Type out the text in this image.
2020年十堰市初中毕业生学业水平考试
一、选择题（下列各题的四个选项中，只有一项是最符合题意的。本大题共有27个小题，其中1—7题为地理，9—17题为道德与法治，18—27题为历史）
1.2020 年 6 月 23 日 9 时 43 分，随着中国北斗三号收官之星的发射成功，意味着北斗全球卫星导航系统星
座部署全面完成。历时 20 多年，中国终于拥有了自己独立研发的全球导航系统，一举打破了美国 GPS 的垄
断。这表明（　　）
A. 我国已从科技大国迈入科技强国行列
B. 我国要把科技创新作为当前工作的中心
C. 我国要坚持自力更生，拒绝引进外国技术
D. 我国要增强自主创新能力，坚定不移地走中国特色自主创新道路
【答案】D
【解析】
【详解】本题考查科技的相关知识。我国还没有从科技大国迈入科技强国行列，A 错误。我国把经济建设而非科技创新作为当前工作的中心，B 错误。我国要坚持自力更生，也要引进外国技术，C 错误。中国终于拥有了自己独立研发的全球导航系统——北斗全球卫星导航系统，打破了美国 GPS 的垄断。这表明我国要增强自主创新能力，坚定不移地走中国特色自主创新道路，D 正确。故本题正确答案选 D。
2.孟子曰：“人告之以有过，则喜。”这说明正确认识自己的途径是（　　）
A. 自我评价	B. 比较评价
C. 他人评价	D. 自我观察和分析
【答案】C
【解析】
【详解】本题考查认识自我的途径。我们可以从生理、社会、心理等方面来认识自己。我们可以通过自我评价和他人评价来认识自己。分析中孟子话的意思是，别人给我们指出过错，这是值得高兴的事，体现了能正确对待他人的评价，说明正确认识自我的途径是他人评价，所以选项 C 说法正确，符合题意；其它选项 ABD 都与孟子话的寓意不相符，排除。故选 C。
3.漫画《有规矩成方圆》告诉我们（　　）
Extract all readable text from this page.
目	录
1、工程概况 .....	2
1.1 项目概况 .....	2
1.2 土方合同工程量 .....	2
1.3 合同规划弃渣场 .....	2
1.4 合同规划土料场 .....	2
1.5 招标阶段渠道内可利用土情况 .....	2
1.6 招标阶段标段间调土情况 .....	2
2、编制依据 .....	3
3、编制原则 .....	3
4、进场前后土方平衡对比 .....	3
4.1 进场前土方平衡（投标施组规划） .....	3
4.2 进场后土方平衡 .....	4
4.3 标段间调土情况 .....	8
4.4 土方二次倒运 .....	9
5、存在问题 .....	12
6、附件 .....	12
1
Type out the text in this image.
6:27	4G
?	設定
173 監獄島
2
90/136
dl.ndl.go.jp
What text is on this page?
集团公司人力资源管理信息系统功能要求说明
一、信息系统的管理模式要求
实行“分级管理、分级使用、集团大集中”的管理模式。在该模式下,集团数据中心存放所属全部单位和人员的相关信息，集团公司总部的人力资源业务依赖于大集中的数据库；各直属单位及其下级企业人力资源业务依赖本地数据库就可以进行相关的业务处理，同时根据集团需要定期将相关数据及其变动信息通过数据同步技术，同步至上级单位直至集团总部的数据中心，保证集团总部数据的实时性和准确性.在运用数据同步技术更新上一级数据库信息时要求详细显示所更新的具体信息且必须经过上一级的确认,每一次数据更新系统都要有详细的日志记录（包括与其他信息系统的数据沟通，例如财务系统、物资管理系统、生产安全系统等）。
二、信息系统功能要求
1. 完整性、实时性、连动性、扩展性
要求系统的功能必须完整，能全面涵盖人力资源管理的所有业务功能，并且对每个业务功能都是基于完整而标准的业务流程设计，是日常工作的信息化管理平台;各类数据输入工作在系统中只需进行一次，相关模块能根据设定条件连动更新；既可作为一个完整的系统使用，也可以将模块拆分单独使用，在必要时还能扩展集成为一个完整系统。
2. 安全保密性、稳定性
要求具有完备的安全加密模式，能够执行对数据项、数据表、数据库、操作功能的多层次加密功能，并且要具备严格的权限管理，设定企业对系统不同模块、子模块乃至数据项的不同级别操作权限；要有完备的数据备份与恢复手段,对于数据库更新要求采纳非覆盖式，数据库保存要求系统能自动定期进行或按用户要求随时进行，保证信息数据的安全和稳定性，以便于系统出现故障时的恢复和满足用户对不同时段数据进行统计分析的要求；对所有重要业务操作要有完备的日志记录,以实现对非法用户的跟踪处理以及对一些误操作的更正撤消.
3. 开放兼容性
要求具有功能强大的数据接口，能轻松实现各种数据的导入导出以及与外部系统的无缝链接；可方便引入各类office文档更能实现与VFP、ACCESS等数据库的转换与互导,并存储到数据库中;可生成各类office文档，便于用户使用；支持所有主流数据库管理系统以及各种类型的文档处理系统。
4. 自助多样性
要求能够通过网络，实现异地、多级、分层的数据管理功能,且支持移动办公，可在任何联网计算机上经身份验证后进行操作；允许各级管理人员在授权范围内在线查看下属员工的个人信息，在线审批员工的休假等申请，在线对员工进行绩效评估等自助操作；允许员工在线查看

**Work to complete**:
Find each line that has the word "中国终于拥有了自己独立研发的全球导航系统", then copy it out.

**Task result**:
座部署全面完成。历时 20 多年，中国终于拥有了自己独立研发的全球导航系统，一举打破了美国 GPS 的垄
【详解】本题考查科技的相关知识。我国还没有从科技大国迈入科技强国行列，A 错误。我国把经济建设而非科技创新作为当前工作的中心，B 错误。我国要坚持自力更生，也要引进外国技术，C 错误。中国终于拥有了自己独立研发的全球导航系统——北斗全球卫星导航系统，打破了美国 GPS 的垄断。这表明我国要增强自主创新能力，坚定不移地走中国特色自主创新道路，D 正确。故本题正确答案选 D。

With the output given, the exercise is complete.